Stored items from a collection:

'''

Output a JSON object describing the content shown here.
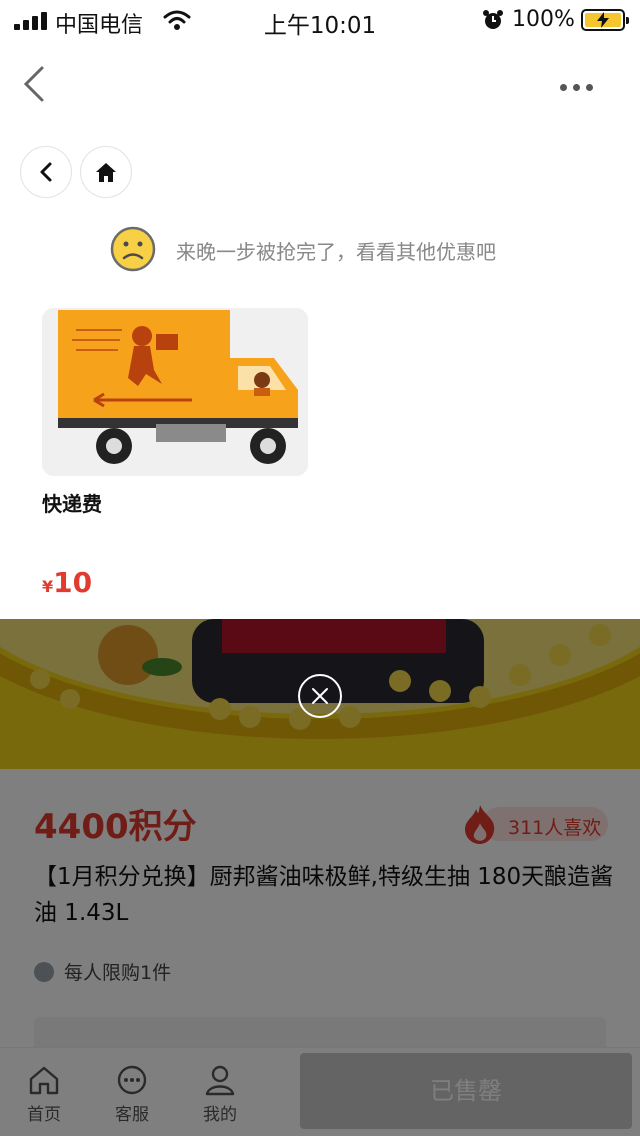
{
  "status_bar": {
    "carrier": "中国电信",
    "time": "上午10:01",
    "battery": "100%"
  },
  "popup": {
    "notice": "来晚一步被抢完了，看看其他优惠吧",
    "coupon": {
      "name": "快递费",
      "currency": "¥",
      "price": "10"
    }
  },
  "product": {
    "points": "4400积分",
    "likes": "311人喜欢",
    "title": "【1月积分兑换】厨邦酱油味极鲜,特级生抽 180天酿造酱油 1.43L",
    "limit": "每人限购1件"
  },
  "bottom_bar": {
    "home": "首页",
    "service": "客服",
    "mine": "我的",
    "sold_out": "已售罄"
  },
  "colors": {
    "accent_red": "#e23a2e",
    "truck_orange": "#f7a21b",
    "banner_yellow": "#f2d21a"
  }
}
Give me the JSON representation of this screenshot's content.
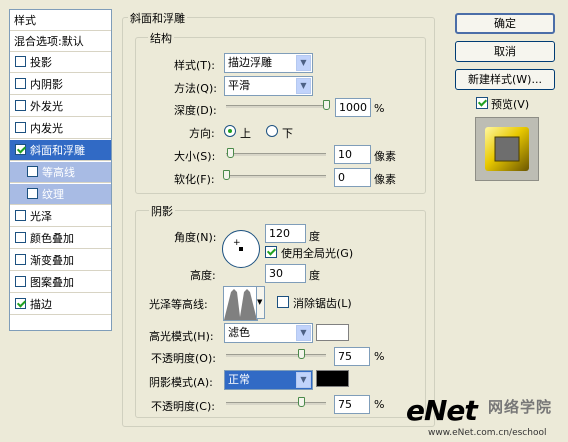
{
  "styles_list": {
    "header": "样式",
    "blend": "混合选项:默认",
    "items": [
      {
        "label": "投影",
        "checked": false
      },
      {
        "label": "内阴影",
        "checked": false
      },
      {
        "label": "外发光",
        "checked": false
      },
      {
        "label": "内发光",
        "checked": false
      },
      {
        "label": "斜面和浮雕",
        "checked": true,
        "selected": true
      },
      {
        "label": "等高线",
        "checked": false,
        "sub": true
      },
      {
        "label": "纹理",
        "checked": false,
        "sub": true
      },
      {
        "label": "光泽",
        "checked": false
      },
      {
        "label": "颜色叠加",
        "checked": false
      },
      {
        "label": "渐变叠加",
        "checked": false
      },
      {
        "label": "图案叠加",
        "checked": false
      },
      {
        "label": "描边",
        "checked": true
      }
    ]
  },
  "bevel": {
    "title": "斜面和浮雕",
    "structure": {
      "title": "结构",
      "style_label": "样式(T):",
      "style_value": "描边浮雕",
      "technique_label": "方法(Q):",
      "technique_value": "平滑",
      "depth_label": "深度(D):",
      "depth_value": "1000",
      "depth_unit": "%",
      "depth_level": 1.0,
      "direction_label": "方向:",
      "direction_up": "上",
      "direction_down": "下",
      "size_label": "大小(S):",
      "size_value": "10",
      "size_unit": "像素",
      "size_level": 0.04,
      "soften_label": "软化(F):",
      "soften_value": "0",
      "soften_unit": "像素",
      "soften_level": 0.0
    },
    "shading": {
      "title": "阴影",
      "angle_label": "角度(N):",
      "angle_value": "120",
      "angle_unit": "度",
      "global_light_label": "使用全局光(G)",
      "altitude_label": "高度:",
      "altitude_value": "30",
      "altitude_unit": "度",
      "gloss_contour_label": "光泽等高线:",
      "anti_alias_label": "消除锯齿(L)",
      "highlight_mode_label": "高光模式(H):",
      "highlight_mode_value": "滤色",
      "highlight_color": "#ffffff",
      "highlight_opacity_label": "不透明度(O):",
      "highlight_opacity_value": "75",
      "highlight_opacity_unit": "%",
      "shadow_mode_label": "阴影模式(A):",
      "shadow_mode_value": "正常",
      "shadow_color": "#000000",
      "shadow_opacity_label": "不透明度(C):",
      "shadow_opacity_value": "75",
      "shadow_opacity_unit": "%"
    }
  },
  "buttons": {
    "ok": "确定",
    "cancel": "取消",
    "new_style": "新建样式(W)...",
    "preview_label": "预览(V)"
  },
  "watermark": {
    "brand": "eNet",
    "cn": "网络学院",
    "url": "www.eNet.com.cn/eschool"
  }
}
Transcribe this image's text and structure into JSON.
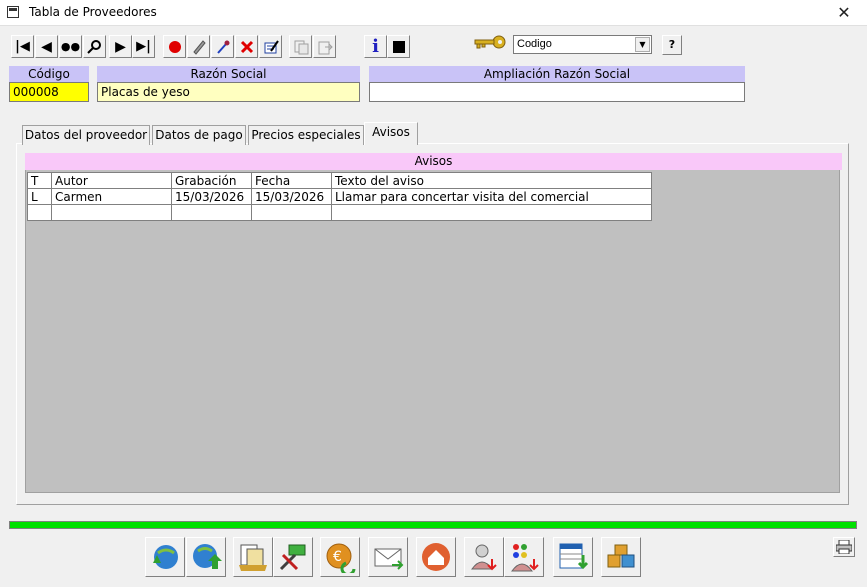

'''

YOUR INSTRUCTIONS: Quote the data above in full and without alteration; skip the pictures.

WORKED SOLUTION:
Output a JSON object describing the content shown here.
{
  "status_bar": {
    "carrier": "中国电信",
    "time": "上午10:01",
    "battery": "100%"
  },
  "popup": {
    "notice": "来晚一步被抢完了，看看其他优惠吧",
    "coupon": {
      "name": "快递费",
      "currency": "¥",
      "price": "10"
    }
  },
  "product": {
    "points": "4400积分",
    "likes": "311人喜欢",
    "title": "【1月积分兑换】厨邦酱油味极鲜,特级生抽 180天酿造酱油 1.43L",
    "limit": "每人限购1件"
  },
  "bottom_bar": {
    "home": "首页",
    "service": "客服",
    "mine": "我的",
    "sold_out": "已售罄"
  },
  "colors": {
    "accent_red": "#e23a2e",
    "truck_orange": "#f7a21b",
    "banner_yellow": "#f2d21a"
  }
}
Give me the JSON representation of this screenshot's content.
{
  "styles_list": {
    "header": "样式",
    "blend": "混合选项:默认",
    "items": [
      {
        "label": "投影",
        "checked": false
      },
      {
        "label": "内阴影",
        "checked": false
      },
      {
        "label": "外发光",
        "checked": false
      },
      {
        "label": "内发光",
        "checked": false
      },
      {
        "label": "斜面和浮雕",
        "checked": true,
        "selected": true
      },
      {
        "label": "等高线",
        "checked": false,
        "sub": true
      },
      {
        "label": "纹理",
        "checked": false,
        "sub": true
      },
      {
        "label": "光泽",
        "checked": false
      },
      {
        "label": "颜色叠加",
        "checked": false
      },
      {
        "label": "渐变叠加",
        "checked": false
      },
      {
        "label": "图案叠加",
        "checked": false
      },
      {
        "label": "描边",
        "checked": true
      }
    ]
  },
  "bevel": {
    "title": "斜面和浮雕",
    "structure": {
      "title": "结构",
      "style_label": "样式(T):",
      "style_value": "描边浮雕",
      "technique_label": "方法(Q):",
      "technique_value": "平滑",
      "depth_label": "深度(D):",
      "depth_value": "1000",
      "depth_unit": "%",
      "depth_level": 1.0,
      "direction_label": "方向:",
      "direction_up": "上",
      "direction_down": "下",
      "size_label": "大小(S):",
      "size_value": "10",
      "size_unit": "像素",
      "size_level": 0.04,
      "soften_label": "软化(F):",
      "soften_value": "0",
      "soften_unit": "像素",
      "soften_level": 0.0
    },
    "shading": {
      "title": "阴影",
      "angle_label": "角度(N):",
      "angle_value": "120",
      "angle_unit": "度",
      "global_light_label": "使用全局光(G)",
      "altitude_label": "高度:",
      "altitude_value": "30",
      "altitude_unit": "度",
      "gloss_contour_label": "光泽等高线:",
      "anti_alias_label": "消除锯齿(L)",
      "highlight_mode_label": "高光模式(H):",
      "highlight_mode_value": "滤色",
      "highlight_color": "#ffffff",
      "highlight_opacity_label": "不透明度(O):",
      "highlight_opacity_value": "75",
      "highlight_opacity_unit": "%",
      "shadow_mode_label": "阴影模式(A):",
      "shadow_mode_value": "正常",
      "shadow_color": "#000000",
      "shadow_opacity_label": "不透明度(C):",
      "shadow_opacity_value": "75",
      "shadow_opacity_unit": "%"
    }
  },
  "buttons": {
    "ok": "确定",
    "cancel": "取消",
    "new_style": "新建样式(W)...",
    "preview_label": "预览(V)"
  },
  "watermark": {
    "brand": "eNet",
    "cn": "网络学院",
    "url": "www.eNet.com.cn/eschool"
  }
}
Transcribe this image's text and structure into JSON.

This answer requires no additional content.